Dataset excerpts:

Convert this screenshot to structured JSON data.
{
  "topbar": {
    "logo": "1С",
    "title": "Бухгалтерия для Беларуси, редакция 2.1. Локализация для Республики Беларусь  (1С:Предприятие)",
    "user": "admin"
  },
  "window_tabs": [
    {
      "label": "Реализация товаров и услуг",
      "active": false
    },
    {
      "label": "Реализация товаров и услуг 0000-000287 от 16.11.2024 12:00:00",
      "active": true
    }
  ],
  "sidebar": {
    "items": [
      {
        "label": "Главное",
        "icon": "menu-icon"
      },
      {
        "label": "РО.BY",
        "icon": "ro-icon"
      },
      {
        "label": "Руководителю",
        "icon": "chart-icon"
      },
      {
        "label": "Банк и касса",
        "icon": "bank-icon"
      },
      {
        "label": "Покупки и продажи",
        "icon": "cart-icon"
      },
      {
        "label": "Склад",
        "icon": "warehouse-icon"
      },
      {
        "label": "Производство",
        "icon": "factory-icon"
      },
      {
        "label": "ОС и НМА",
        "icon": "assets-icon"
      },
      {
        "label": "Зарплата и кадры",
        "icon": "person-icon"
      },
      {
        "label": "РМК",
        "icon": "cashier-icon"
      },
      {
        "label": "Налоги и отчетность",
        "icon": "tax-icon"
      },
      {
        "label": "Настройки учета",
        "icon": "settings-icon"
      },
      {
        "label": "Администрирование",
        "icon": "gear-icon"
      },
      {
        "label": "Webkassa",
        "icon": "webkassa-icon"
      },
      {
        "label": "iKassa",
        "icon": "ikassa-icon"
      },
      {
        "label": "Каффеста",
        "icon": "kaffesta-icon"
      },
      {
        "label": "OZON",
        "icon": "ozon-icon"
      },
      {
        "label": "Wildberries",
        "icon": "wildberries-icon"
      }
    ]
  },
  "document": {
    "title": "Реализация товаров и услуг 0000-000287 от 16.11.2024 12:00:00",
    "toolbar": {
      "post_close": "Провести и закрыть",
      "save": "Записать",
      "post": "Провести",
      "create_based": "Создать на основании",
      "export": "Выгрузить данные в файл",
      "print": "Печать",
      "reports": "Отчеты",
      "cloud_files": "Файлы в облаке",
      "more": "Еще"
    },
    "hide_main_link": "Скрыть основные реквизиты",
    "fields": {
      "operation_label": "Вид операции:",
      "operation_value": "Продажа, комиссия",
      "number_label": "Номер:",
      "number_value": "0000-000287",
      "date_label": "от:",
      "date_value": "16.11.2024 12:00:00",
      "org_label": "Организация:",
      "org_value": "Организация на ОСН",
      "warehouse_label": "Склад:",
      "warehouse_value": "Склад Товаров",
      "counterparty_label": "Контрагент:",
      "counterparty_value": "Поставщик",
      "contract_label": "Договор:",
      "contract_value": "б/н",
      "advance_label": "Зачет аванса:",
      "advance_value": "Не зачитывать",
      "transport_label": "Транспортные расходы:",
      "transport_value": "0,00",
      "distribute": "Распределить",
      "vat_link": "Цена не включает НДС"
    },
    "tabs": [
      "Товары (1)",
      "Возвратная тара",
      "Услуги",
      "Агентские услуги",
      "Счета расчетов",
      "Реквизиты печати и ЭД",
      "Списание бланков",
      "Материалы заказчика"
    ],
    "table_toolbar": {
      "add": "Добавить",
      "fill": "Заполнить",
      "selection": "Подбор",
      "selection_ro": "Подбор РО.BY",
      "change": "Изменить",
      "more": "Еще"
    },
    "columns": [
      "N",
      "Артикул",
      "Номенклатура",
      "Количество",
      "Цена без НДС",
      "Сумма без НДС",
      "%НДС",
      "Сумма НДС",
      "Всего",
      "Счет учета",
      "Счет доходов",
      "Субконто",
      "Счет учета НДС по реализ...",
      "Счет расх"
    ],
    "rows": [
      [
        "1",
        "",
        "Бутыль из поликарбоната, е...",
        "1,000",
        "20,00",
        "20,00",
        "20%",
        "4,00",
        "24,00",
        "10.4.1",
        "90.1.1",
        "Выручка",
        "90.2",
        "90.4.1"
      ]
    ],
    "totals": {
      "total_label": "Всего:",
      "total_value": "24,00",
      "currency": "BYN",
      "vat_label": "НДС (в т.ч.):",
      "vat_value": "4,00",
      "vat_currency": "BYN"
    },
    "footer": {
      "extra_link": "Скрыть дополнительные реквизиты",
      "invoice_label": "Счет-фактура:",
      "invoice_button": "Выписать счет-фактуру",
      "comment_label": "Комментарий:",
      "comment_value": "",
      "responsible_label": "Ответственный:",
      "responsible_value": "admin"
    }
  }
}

Problem details.
Print every line of the records exactly. Omit nothing.

Solution.
Convert this screenshot to structured JSON data.
{
  "topbar": {
    "logo": "1С",
    "title": "Бухгалтерия для Беларуси, редакция 2.1. Локализация для Республики Беларусь  (1С:Предприятие)",
    "user": "admin"
  },
  "window_tabs": [
    {
      "label": "Реализация товаров и услуг",
      "active": false
    },
    {
      "label": "Реализация товаров и услуг 0000-000287 от 16.11.2024 12:00:00",
      "active": true
    }
  ],
  "sidebar": {
    "items": [
      {
        "label": "Главное",
        "icon": "menu-icon"
      },
      {
        "label": "РО.BY",
        "icon": "ro-icon"
      },
      {
        "label": "Руководителю",
        "icon": "chart-icon"
      },
      {
        "label": "Банк и касса",
        "icon": "bank-icon"
      },
      {
        "label": "Покупки и продажи",
        "icon": "cart-icon"
      },
      {
        "label": "Склад",
        "icon": "warehouse-icon"
      },
      {
        "label": "Производство",
        "icon": "factory-icon"
      },
      {
        "label": "ОС и НМА",
        "icon": "assets-icon"
      },
      {
        "label": "Зарплата и кадры",
        "icon": "person-icon"
      },
      {
        "label": "РМК",
        "icon": "cashier-icon"
      },
      {
        "label": "Налоги и отчетность",
        "icon": "tax-icon"
      },
      {
        "label": "Настройки учета",
        "icon": "settings-icon"
      },
      {
        "label": "Администрирование",
        "icon": "gear-icon"
      },
      {
        "label": "Webkassa",
        "icon": "webkassa-icon"
      },
      {
        "label": "iKassa",
        "icon": "ikassa-icon"
      },
      {
        "label": "Каффеста",
        "icon": "kaffesta-icon"
      },
      {
        "label": "OZON",
        "icon": "ozon-icon"
      },
      {
        "label": "Wildberries",
        "icon": "wildberries-icon"
      }
    ]
  },
  "document": {
    "title": "Реализация товаров и услуг 0000-000287 от 16.11.2024 12:00:00",
    "toolbar": {
      "post_close": "Провести и закрыть",
      "save": "Записать",
      "post": "Провести",
      "create_based": "Создать на основании",
      "export": "Выгрузить данные в файл",
      "print": "Печать",
      "reports": "Отчеты",
      "cloud_files": "Файлы в облаке",
      "more": "Еще"
    },
    "hide_main_link": "Скрыть основные реквизиты",
    "fields": {
      "operation_label": "Вид операции:",
      "operation_value": "Продажа, комиссия",
      "number_label": "Номер:",
      "number_value": "0000-000287",
      "date_label": "от:",
      "date_value": "16.11.2024 12:00:00",
      "org_label": "Организация:",
      "org_value": "Организация на ОСН",
      "warehouse_label": "Склад:",
      "warehouse_value": "Склад Товаров",
      "counterparty_label": "Контрагент:",
      "counterparty_value": "Поставщик",
      "contract_label": "Договор:",
      "contract_value": "б/н",
      "advance_label": "Зачет аванса:",
      "advance_value": "Не зачитывать",
      "transport_label": "Транспортные расходы:",
      "transport_value": "0,00",
      "distribute": "Распределить",
      "vat_link": "Цена не включает НДС"
    },
    "tabs": [
      "Товары (1)",
      "Возвратная тара",
      "Услуги",
      "Агентские услуги",
      "Счета расчетов",
      "Реквизиты печати и ЭД",
      "Списание бланков",
      "Материалы заказчика"
    ],
    "table_toolbar": {
      "add": "Добавить",
      "fill": "Заполнить",
      "selection": "Подбор",
      "selection_ro": "Подбор РО.BY",
      "change": "Изменить",
      "more": "Еще"
    },
    "columns": [
      "N",
      "Артикул",
      "Номенклатура",
      "Количество",
      "Цена без НДС",
      "Сумма без НДС",
      "%НДС",
      "Сумма НДС",
      "Всего",
      "Счет учета",
      "Счет доходов",
      "Субконто",
      "Счет учета НДС по реализ...",
      "Счет расх"
    ],
    "rows": [
      [
        "1",
        "",
        "Бутыль из поликарбоната, е...",
        "1,000",
        "20,00",
        "20,00",
        "20%",
        "4,00",
        "24,00",
        "10.4.1",
        "90.1.1",
        "Выручка",
        "90.2",
        "90.4.1"
      ]
    ],
    "totals": {
      "total_label": "Всего:",
      "total_value": "24,00",
      "currency": "BYN",
      "vat_label": "НДС (в т.ч.):",
      "vat_value": "4,00",
      "vat_currency": "BYN"
    },
    "footer": {
      "extra_link": "Скрыть дополнительные реквизиты",
      "invoice_label": "Счет-фактура:",
      "invoice_button": "Выписать счет-фактуру",
      "comment_label": "Комментарий:",
      "comment_value": "",
      "responsible_label": "Ответственный:",
      "responsible_value": "admin"
    }
  }
}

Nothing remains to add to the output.